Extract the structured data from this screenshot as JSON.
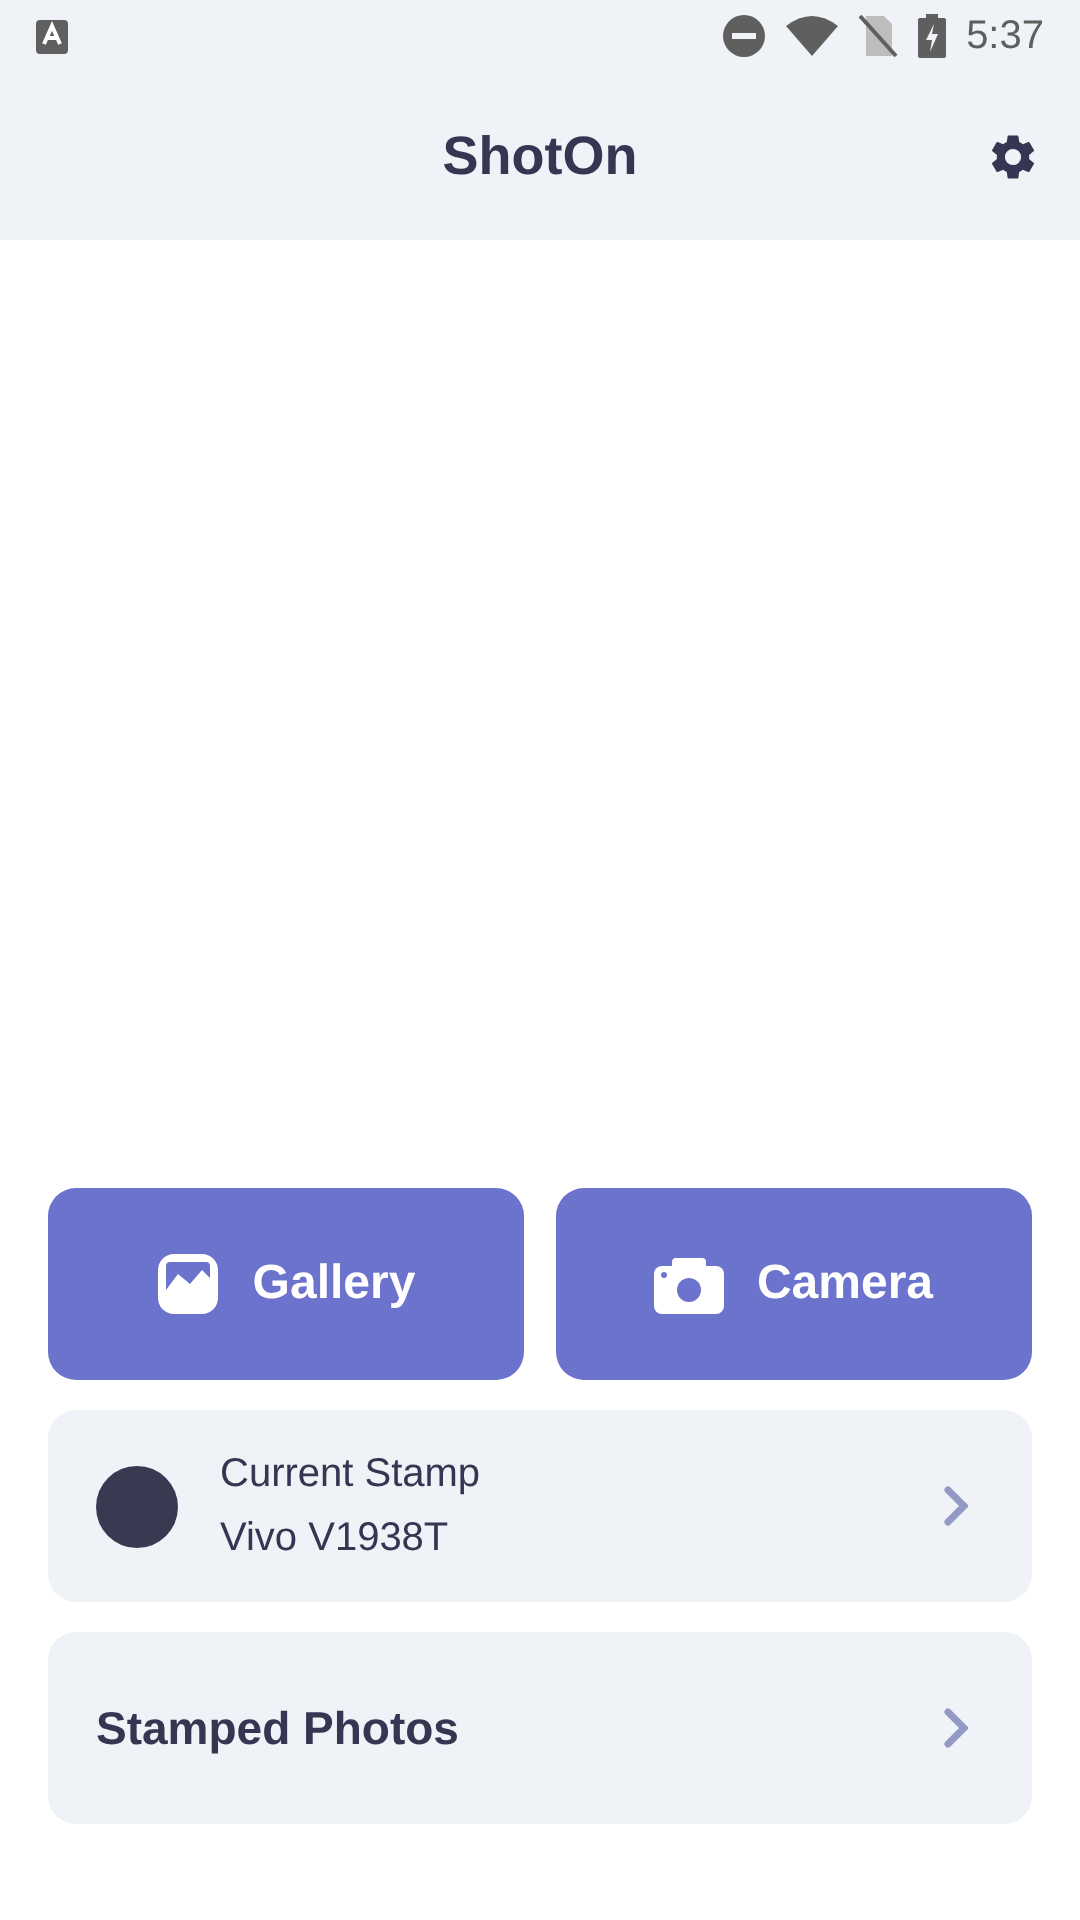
{
  "status_bar": {
    "time": "5:37"
  },
  "app_bar": {
    "title": "ShotOn"
  },
  "actions": [
    {
      "kind": "gallery",
      "label": "Gallery"
    },
    {
      "kind": "camera",
      "label": "Camera"
    }
  ],
  "current_stamp": {
    "label": "Current Stamp",
    "value": "Vivo V1938T"
  },
  "stamped_photos": {
    "label": "Stamped Photos"
  }
}
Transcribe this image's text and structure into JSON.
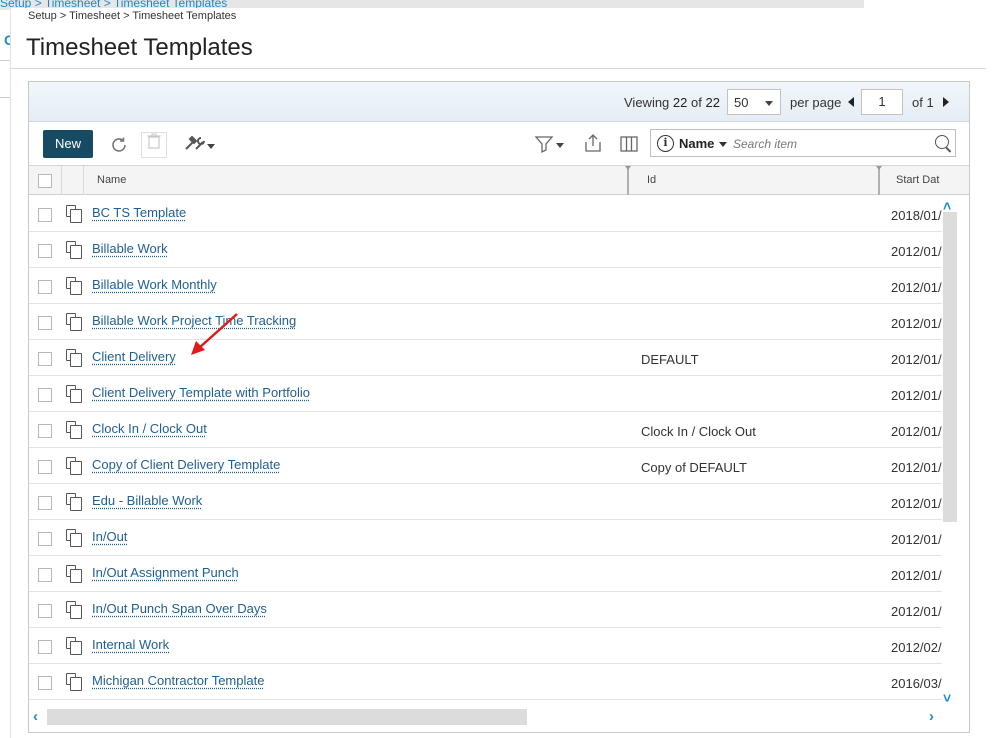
{
  "background": {
    "breadcrumb": "Setup > Timesheet > Timesheet Templates",
    "initial": "C"
  },
  "breadcrumb": "Setup > Timesheet > Timesheet Templates",
  "page_title": "Timesheet Templates",
  "pager": {
    "viewing_label": "Viewing",
    "viewing_count": "22",
    "of_label": "of",
    "total": "22",
    "per_page_value": "50",
    "per_page_label": "per page",
    "current_page": "1",
    "page_of_label": "of 1"
  },
  "toolbar": {
    "new_label": "New",
    "search_field": "Name",
    "search_placeholder": "Search item"
  },
  "columns": {
    "name": "Name",
    "id": "Id",
    "start_date": "Start Dat"
  },
  "rows": [
    {
      "name": "BC TS Template",
      "id": "",
      "date": "2018/01/"
    },
    {
      "name": "Billable Work",
      "id": "",
      "date": "2012/01/"
    },
    {
      "name": "Billable Work Monthly",
      "id": "",
      "date": "2012/01/"
    },
    {
      "name": "Billable Work Project Time Tracking",
      "id": "",
      "date": "2012/01/"
    },
    {
      "name": "Client Delivery",
      "id": "DEFAULT",
      "date": "2012/01/"
    },
    {
      "name": "Client Delivery Template with Portfolio",
      "id": "",
      "date": "2012/01/"
    },
    {
      "name": "Clock In / Clock Out",
      "id": "Clock In / Clock Out",
      "date": "2012/01/"
    },
    {
      "name": "Copy of Client Delivery Template",
      "id": "Copy of DEFAULT",
      "date": "2012/01/"
    },
    {
      "name": "Edu - Billable Work",
      "id": "",
      "date": "2012/01/"
    },
    {
      "name": "In/Out",
      "id": "",
      "date": "2012/01/"
    },
    {
      "name": "In/Out Assignment Punch",
      "id": "",
      "date": "2012/01/"
    },
    {
      "name": "In/Out Punch Span Over Days",
      "id": "",
      "date": "2012/01/"
    },
    {
      "name": "Internal Work",
      "id": "",
      "date": "2012/02/"
    },
    {
      "name": "Michigan Contractor Template",
      "id": "",
      "date": "2016/03/"
    }
  ],
  "icons": {
    "row_icon": "copy-icon",
    "refresh": "refresh-icon",
    "delete": "trash-icon",
    "tools": "tools-icon",
    "filter": "filter-icon",
    "export": "export-icon",
    "columns": "columns-icon",
    "info": "info-icon",
    "search": "search-icon"
  },
  "colors": {
    "new_button": "#174b63",
    "link": "#1f5f93",
    "annotation_arrow": "#e01b1b",
    "scroll_arrow": "#1a8bc8"
  }
}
○ ○ ○ ○ ○ ○ ○
What is being asked - Every line that holds the word "Client" should be extracted.

Written solution -
      "name": "Client Delivery",
      "name": "Client Delivery Template with Portfolio",
      "name": "Copy of Client Delivery Template",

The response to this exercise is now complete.